== What to work on ==
Make an exact copy of each entry, leaving out every picture.

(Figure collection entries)
┌──

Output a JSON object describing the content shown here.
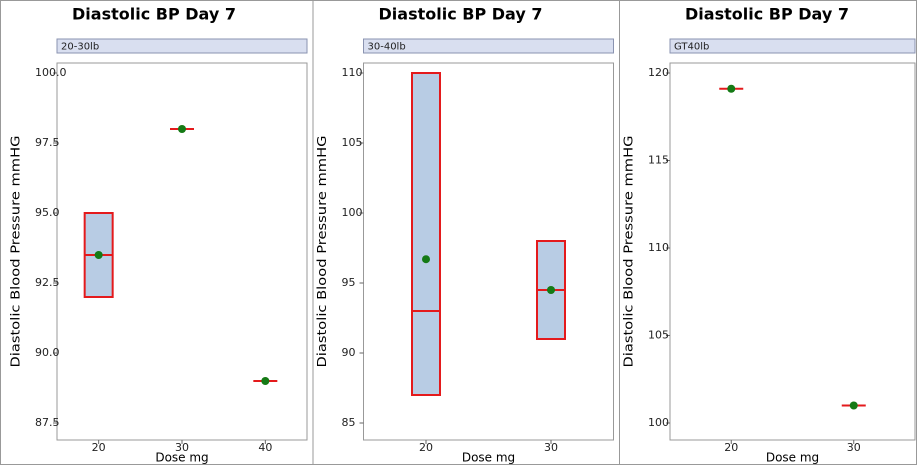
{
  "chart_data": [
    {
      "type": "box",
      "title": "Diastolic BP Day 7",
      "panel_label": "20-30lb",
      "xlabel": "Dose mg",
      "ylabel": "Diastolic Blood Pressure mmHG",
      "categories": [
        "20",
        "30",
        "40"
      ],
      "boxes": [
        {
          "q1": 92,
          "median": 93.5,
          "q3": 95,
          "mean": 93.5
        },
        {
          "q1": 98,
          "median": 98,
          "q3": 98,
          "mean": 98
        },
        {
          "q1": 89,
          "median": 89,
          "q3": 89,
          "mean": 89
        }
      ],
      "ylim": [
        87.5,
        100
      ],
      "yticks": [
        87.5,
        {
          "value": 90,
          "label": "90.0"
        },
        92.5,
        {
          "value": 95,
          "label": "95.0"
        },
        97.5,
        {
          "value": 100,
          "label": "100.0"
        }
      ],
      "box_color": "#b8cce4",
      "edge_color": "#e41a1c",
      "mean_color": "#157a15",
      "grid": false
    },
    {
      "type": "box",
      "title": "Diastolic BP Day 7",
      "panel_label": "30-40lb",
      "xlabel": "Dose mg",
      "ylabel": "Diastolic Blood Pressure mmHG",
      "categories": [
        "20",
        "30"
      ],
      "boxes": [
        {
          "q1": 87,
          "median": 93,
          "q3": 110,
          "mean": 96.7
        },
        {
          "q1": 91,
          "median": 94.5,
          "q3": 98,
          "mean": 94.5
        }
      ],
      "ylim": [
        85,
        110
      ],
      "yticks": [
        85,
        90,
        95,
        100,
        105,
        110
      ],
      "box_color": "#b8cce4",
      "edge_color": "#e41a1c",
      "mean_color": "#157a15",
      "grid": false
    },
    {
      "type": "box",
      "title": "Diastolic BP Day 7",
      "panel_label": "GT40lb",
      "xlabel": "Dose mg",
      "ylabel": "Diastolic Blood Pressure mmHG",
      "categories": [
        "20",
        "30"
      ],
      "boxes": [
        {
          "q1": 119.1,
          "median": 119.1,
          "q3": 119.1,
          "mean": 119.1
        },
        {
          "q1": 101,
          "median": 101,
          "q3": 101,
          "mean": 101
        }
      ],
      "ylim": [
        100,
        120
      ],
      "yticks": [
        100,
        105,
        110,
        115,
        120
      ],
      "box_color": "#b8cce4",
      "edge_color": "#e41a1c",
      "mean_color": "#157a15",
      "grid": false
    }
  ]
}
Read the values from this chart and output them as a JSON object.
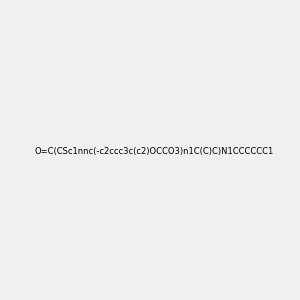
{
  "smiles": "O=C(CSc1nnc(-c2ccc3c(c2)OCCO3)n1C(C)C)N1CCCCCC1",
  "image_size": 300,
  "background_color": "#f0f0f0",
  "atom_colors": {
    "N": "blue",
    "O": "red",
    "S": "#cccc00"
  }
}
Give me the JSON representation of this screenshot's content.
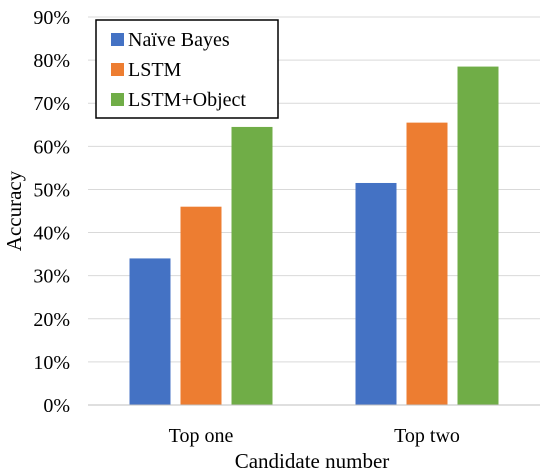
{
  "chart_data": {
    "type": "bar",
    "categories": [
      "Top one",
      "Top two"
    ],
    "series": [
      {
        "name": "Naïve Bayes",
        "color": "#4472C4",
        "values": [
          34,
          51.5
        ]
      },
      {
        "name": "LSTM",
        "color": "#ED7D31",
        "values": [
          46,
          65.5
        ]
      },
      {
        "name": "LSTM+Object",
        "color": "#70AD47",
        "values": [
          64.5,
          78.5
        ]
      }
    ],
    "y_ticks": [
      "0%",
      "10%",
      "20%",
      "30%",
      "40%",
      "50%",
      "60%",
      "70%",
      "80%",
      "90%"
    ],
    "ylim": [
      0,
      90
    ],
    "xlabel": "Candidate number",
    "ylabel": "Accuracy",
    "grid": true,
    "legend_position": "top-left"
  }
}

└──

== Result of this exercise ==
Output a JSON object describing the content shown here.
{
  "chart_data": [
    {
      "type": "box",
      "title": "Diastolic BP Day 7",
      "panel_label": "20-30lb",
      "xlabel": "Dose mg",
      "ylabel": "Diastolic Blood Pressure mmHG",
      "categories": [
        "20",
        "30",
        "40"
      ],
      "boxes": [
        {
          "q1": 92,
          "median": 93.5,
          "q3": 95,
          "mean": 93.5
        },
        {
          "q1": 98,
          "median": 98,
          "q3": 98,
          "mean": 98
        },
        {
          "q1": 89,
          "median": 89,
          "q3": 89,
          "mean": 89
        }
      ],
      "ylim": [
        87.5,
        100
      ],
      "yticks": [
        87.5,
        {
          "value": 90,
          "label": "90.0"
        },
        92.5,
        {
          "value": 95,
          "label": "95.0"
        },
        97.5,
        {
          "value": 100,
          "label": "100.0"
        }
      ],
      "box_color": "#b8cce4",
      "edge_color": "#e41a1c",
      "mean_color": "#157a15",
      "grid": false
    },
    {
      "type": "box",
      "title": "Diastolic BP Day 7",
      "panel_label": "30-40lb",
      "xlabel": "Dose mg",
      "ylabel": "Diastolic Blood Pressure mmHG",
      "categories": [
        "20",
        "30"
      ],
      "boxes": [
        {
          "q1": 87,
          "median": 93,
          "q3": 110,
          "mean": 96.7
        },
        {
          "q1": 91,
          "median": 94.5,
          "q3": 98,
          "mean": 94.5
        }
      ],
      "ylim": [
        85,
        110
      ],
      "yticks": [
        85,
        90,
        95,
        100,
        105,
        110
      ],
      "box_color": "#b8cce4",
      "edge_color": "#e41a1c",
      "mean_color": "#157a15",
      "grid": false
    },
    {
      "type": "box",
      "title": "Diastolic BP Day 7",
      "panel_label": "GT40lb",
      "xlabel": "Dose mg",
      "ylabel": "Diastolic Blood Pressure mmHG",
      "categories": [
        "20",
        "30"
      ],
      "boxes": [
        {
          "q1": 119.1,
          "median": 119.1,
          "q3": 119.1,
          "mean": 119.1
        },
        {
          "q1": 101,
          "median": 101,
          "q3": 101,
          "mean": 101
        }
      ],
      "ylim": [
        100,
        120
      ],
      "yticks": [
        100,
        105,
        110,
        115,
        120
      ],
      "box_color": "#b8cce4",
      "edge_color": "#e41a1c",
      "mean_color": "#157a15",
      "grid": false
    }
  ]
}
Read the values from this chart and output them as a JSON object.
{
  "smiles": "O=C(CSc1nnc(-c2ccc3c(c2)OCCO3)n1C(C)C)N1CCCCCC1",
  "image_size": 300,
  "background_color": "#f0f0f0",
  "atom_colors": {
    "N": "blue",
    "O": "red",
    "S": "#cccc00"
  }
}
Give me the JSON representation of this screenshot's content.
{
  "chart_data": {
    "type": "bar",
    "categories": [
      "Top one",
      "Top two"
    ],
    "series": [
      {
        "name": "Naïve Bayes",
        "color": "#4472C4",
        "values": [
          34,
          51.5
        ]
      },
      {
        "name": "LSTM",
        "color": "#ED7D31",
        "values": [
          46,
          65.5
        ]
      },
      {
        "name": "LSTM+Object",
        "color": "#70AD47",
        "values": [
          64.5,
          78.5
        ]
      }
    ],
    "y_ticks": [
      "0%",
      "10%",
      "20%",
      "30%",
      "40%",
      "50%",
      "60%",
      "70%",
      "80%",
      "90%"
    ],
    "ylim": [
      0,
      90
    ],
    "xlabel": "Candidate number",
    "ylabel": "Accuracy",
    "grid": true,
    "legend_position": "top-left"
  }
}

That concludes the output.